Challenge - Your task is to repeat the listing exactly.

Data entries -
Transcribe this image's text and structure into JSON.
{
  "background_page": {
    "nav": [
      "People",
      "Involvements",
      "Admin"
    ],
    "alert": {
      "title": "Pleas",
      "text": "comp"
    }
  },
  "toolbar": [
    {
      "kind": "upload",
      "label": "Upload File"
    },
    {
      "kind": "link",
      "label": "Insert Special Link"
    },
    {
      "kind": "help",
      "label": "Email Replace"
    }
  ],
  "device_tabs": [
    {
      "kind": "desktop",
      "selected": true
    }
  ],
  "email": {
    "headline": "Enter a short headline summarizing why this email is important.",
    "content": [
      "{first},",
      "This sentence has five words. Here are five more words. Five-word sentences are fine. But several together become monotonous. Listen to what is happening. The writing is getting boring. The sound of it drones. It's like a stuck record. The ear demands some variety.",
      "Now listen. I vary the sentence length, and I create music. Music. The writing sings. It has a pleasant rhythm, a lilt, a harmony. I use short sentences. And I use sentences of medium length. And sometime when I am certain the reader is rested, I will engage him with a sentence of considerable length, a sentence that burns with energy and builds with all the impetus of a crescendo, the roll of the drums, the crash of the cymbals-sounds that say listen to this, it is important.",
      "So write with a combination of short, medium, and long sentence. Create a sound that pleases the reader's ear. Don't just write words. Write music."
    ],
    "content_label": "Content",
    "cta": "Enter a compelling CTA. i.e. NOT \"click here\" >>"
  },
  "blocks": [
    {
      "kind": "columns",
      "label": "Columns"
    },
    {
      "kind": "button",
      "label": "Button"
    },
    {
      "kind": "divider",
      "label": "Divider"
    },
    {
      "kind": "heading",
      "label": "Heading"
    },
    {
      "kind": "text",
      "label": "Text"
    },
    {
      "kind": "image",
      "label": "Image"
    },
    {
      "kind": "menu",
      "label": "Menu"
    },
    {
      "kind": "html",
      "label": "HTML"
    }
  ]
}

Worked answer -
Transcribe this image's text and structure into JSON.
{
  "background_page": {
    "nav": [
      "People",
      "Involvements",
      "Admin"
    ],
    "alert": {
      "title": "Pleas",
      "text": "comp"
    }
  },
  "toolbar": [
    {
      "kind": "upload",
      "label": "Upload File"
    },
    {
      "kind": "link",
      "label": "Insert Special Link"
    },
    {
      "kind": "help",
      "label": "Email Replace"
    }
  ],
  "device_tabs": [
    {
      "kind": "desktop",
      "selected": true
    }
  ],
  "email": {
    "headline": "Enter a short headline summarizing why this email is important.",
    "content": [
      "{first},",
      "This sentence has five words. Here are five more words. Five-word sentences are fine. But several together become monotonous. Listen to what is happening. The writing is getting boring. The sound of it drones. It's like a stuck record. The ear demands some variety.",
      "Now listen. I vary the sentence length, and I create music. Music. The writing sings. It has a pleasant rhythm, a lilt, a harmony. I use short sentences. And I use sentences of medium length. And sometime when I am certain the reader is rested, I will engage him with a sentence of considerable length, a sentence that burns with energy and builds with all the impetus of a crescendo, the roll of the drums, the crash of the cymbals-sounds that say listen to this, it is important.",
      "So write with a combination of short, medium, and long sentence. Create a sound that pleases the reader's ear. Don't just write words. Write music."
    ],
    "content_label": "Content",
    "cta": "Enter a compelling CTA. i.e. NOT \"click here\" >>"
  },
  "blocks": [
    {
      "kind": "columns",
      "label": "Columns"
    },
    {
      "kind": "button",
      "label": "Button"
    },
    {
      "kind": "divider",
      "label": "Divider"
    },
    {
      "kind": "heading",
      "label": "Heading"
    },
    {
      "kind": "text",
      "label": "Text"
    },
    {
      "kind": "image",
      "label": "Image"
    },
    {
      "kind": "menu",
      "label": "Menu"
    },
    {
      "kind": "html",
      "label": "HTML"
    }
  ]
}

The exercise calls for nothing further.